[Collected data]
- - -

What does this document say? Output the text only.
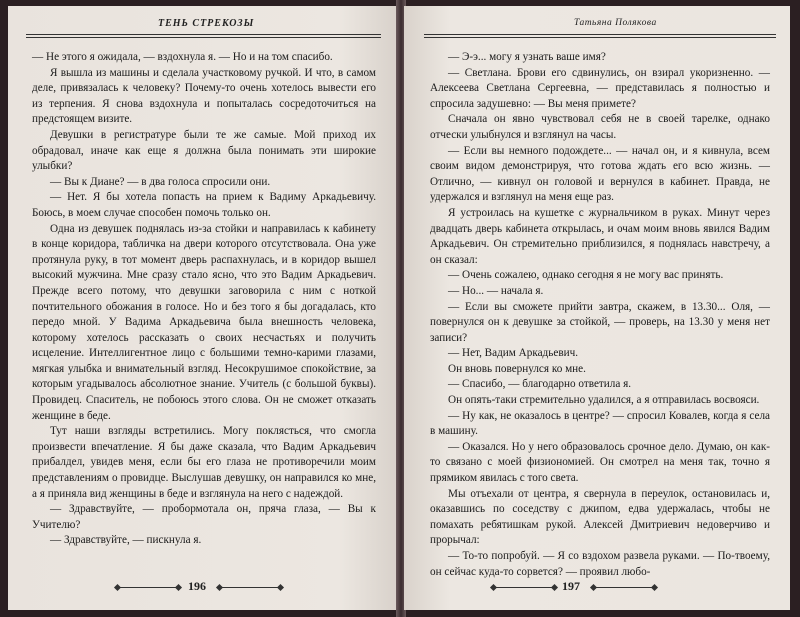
ТЕНЬ СТРЕКОЗЫ

— Не этого я ожидала, — вздохнула я. — Но и на том спасибо.

Я вышла из машины и сделала участковому ручкой. И что, в самом деле, привязалась к человеку? Почему-то очень хотелось вывести его из терпения. Я снова вздохнула и попыталась сосредоточиться на предстоящем визите.

Девушки в регистратуре были те же самые. Мой приход их обрадовал, иначе как еще я должна была понимать эти широкие улыбки?

— Вы к Диане? — в два голоса спросили они.

— Нет. Я бы хотела попасть на прием к Вадиму Аркадьевичу. Боюсь, в моем случае способен помочь только он.

Одна из девушек поднялась из-за стойки и направилась к кабинету в конце коридора, табличка на двери которого отсутствовала. Она уже протянула руку, в тот момент дверь распахнулась, и в коридор вышел высокий мужчина. Мне сразу стало ясно, что это Вадим Аркадьевич. Прежде всего потому, что девушки заговорила с ним с ноткой почтительного обожания в голосе. Но и без того я бы догадалась, кто передо мной. У Вадима Аркадьевича была внешность человека, которому хотелось рассказать о своих несчастьях и получить исцеление. Интеллигентное лицо с большими темно-карими глазами, мягкая улыбка и внимательный взгляд. Несокрушимое спокойствие, за которым угадывалось абсолютное знание. Учитель (с большой буквы). Провидец. Спаситель, не побоюсь этого слова. Он не сможет отказать женщине в беде.

Тут наши взгляды встретились. Могу поклясться, что смогла произвести впечатление. Я бы даже сказала, что Вадим Аркадьевич прибалдел, увидев меня, если бы его глаза не противоречили моим представлениям о провидце. Выслушав девушку, он направился ко мне, а я приняла вид женщины в беде и взглянула на него с надеждой.

— Здравствуйте, — пробормотала он, пряча глаза, — Вы к Учителю?

— Здравствуйте, — пискнула я.

196
Татьяна Полякова

— Э-э... могу я узнать ваше имя?

— Светлана. Брови его сдвинулись, он взирал укоризненно. — Алексеева Светлана Сергеевна, — представилась я полностью и спросила задушевно: — Вы меня примете?

Сначала он явно чувствовал себя не в своей тарелке, однако отчески улыбнулся и взглянул на часы.

— Если вы немного подождете... — начал он, и я кивнула, всем своим видом демонстрируя, что готова ждать его всю жизнь. — Отлично, — кивнул он головой и вернулся в кабинет. Правда, не удержался и взглянул на меня еще раз.

Я устроилась на кушетке с журнальчиком в руках. Минут через двадцать дверь кабинета открылась, и очам моим вновь явился Вадим Аркадьевич. Он стремительно приблизился, я поднялась навстречу, а он сказал:

— Очень сожалею, однако сегодня я не могу вас принять.

— Но... — начала я.

— Если вы сможете прийти завтра, скажем, в 13.30... Оля, — повернулся он к девушке за стойкой, — проверь, на 13.30 у меня нет записи?

— Нет, Вадим Аркадьевич.

Он вновь повернулся ко мне.

— Спасибо, — благодарно ответила я.

Он опять-таки стремительно удалился, а я отправилась восвояси.

— Ну как, не оказалось в центре? — спросил Ковалев, когда я села в машину.

— Оказался. Но у него образовалось срочное дело. Думаю, он как-то связано с моей физиономией. Он смотрел на меня так, точно я прямиком явилась с того света.

Мы отъехали от центра, я свернула в переулок, остановилась и, оказавшись по соседству с джипом, едва удержалась, чтобы не помахать ребятишкам рукой. Алексей Дмитриевич недоверчиво и прорычал:

— То-то попробуй. — Я со вздохом развела руками. — По-твоему, он сейчас куда-то сорвется? — проявил любо-

197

- - -

§ **TASK TO CARRY OUT**
Could you reproduce every record above exactly, leaving out the pictures?

§ **RESULT**
What does this document say? Output the text only.
ТЕНЬ СТРЕКОЗЫ

— Не этого я ожидала, — вздохнула я. — Но и на том спасибо.

Я вышла из машины и сделала участковому ручкой. И что, в самом деле, привязалась к человеку? Почему-то очень хотелось вывести его из терпения. Я снова вздохнула и попыталась сосредоточиться на предстоящем визите.

Девушки в регистратуре были те же самые. Мой приход их обрадовал, иначе как еще я должна была понимать эти широкие улыбки?

— Вы к Диане? — в два голоса спросили они.

— Нет. Я бы хотела попасть на прием к Вадиму Аркадьевичу. Боюсь, в моем случае способен помочь только он.

Одна из девушек поднялась из-за стойки и направилась к кабинету в конце коридора, табличка на двери которого отсутствовала. Она уже протянула руку, в тот момент дверь распахнулась, и в коридор вышел высокий мужчина. Мне сразу стало ясно, что это Вадим Аркадьевич. Прежде всего потому, что девушки заговорила с ним с ноткой почтительного обожания в голосе. Но и без того я бы догадалась, кто передо мной. У Вадима Аркадьевича была внешность человека, которому хотелось рассказать о своих несчастьях и получить исцеление. Интеллигентное лицо с большими темно-карими глазами, мягкая улыбка и внимательный взгляд. Несокрушимое спокойствие, за которым угадывалось абсолютное знание. Учитель (с большой буквы). Провидец. Спаситель, не побоюсь этого слова. Он не сможет отказать женщине в беде.

Тут наши взгляды встретились. Могу поклясться, что смогла произвести впечатление. Я бы даже сказала, что Вадим Аркадьевич прибалдел, увидев меня, если бы его глаза не противоречили моим представлениям о провидце. Выслушав девушку, он направился ко мне, а я приняла вид женщины в беде и взглянула на него с надеждой.

— Здравствуйте, — пробормотала он, пряча глаза, — Вы к Учителю?

— Здравствуйте, — пискнула я.

196
Татьяна Полякова

— Э-э... могу я узнать ваше имя?

— Светлана. Брови его сдвинулись, он взирал укоризненно. — Алексеева Светлана Сергеевна, — представилась я полностью и спросила задушевно: — Вы меня примете?

Сначала он явно чувствовал себя не в своей тарелке, однако отчески улыбнулся и взглянул на часы.

— Если вы немного подождете... — начал он, и я кивнула, всем своим видом демонстрируя, что готова ждать его всю жизнь. — Отлично, — кивнул он головой и вернулся в кабинет. Правда, не удержался и взглянул на меня еще раз.

Я устроилась на кушетке с журнальчиком в руках. Минут через двадцать дверь кабинета открылась, и очам моим вновь явился Вадим Аркадьевич. Он стремительно приблизился, я поднялась навстречу, а он сказал:

— Очень сожалею, однако сегодня я не могу вас принять.

— Но... — начала я.

— Если вы сможете прийти завтра, скажем, в 13.30... Оля, — повернулся он к девушке за стойкой, — проверь, на 13.30 у меня нет записи?

— Нет, Вадим Аркадьевич.

Он вновь повернулся ко мне.

— Спасибо, — благодарно ответила я.

Он опять-таки стремительно удалился, а я отправилась восвояси.

— Ну как, не оказалось в центре? — спросил Ковалев, когда я села в машину.

— Оказался. Но у него образовалось срочное дело. Думаю, он как-то связано с моей физиономией. Он смотрел на меня так, точно я прямиком явилась с того света.

Мы отъехали от центра, я свернула в переулок, остановилась и, оказавшись по соседству с джипом, едва удержалась, чтобы не помахать ребятишкам рукой. Алексей Дмитриевич недоверчиво и прорычал:

— То-то попробуй. — Я со вздохом развела руками. — По-твоему, он сейчас куда-то сорвется? — проявил любо-

197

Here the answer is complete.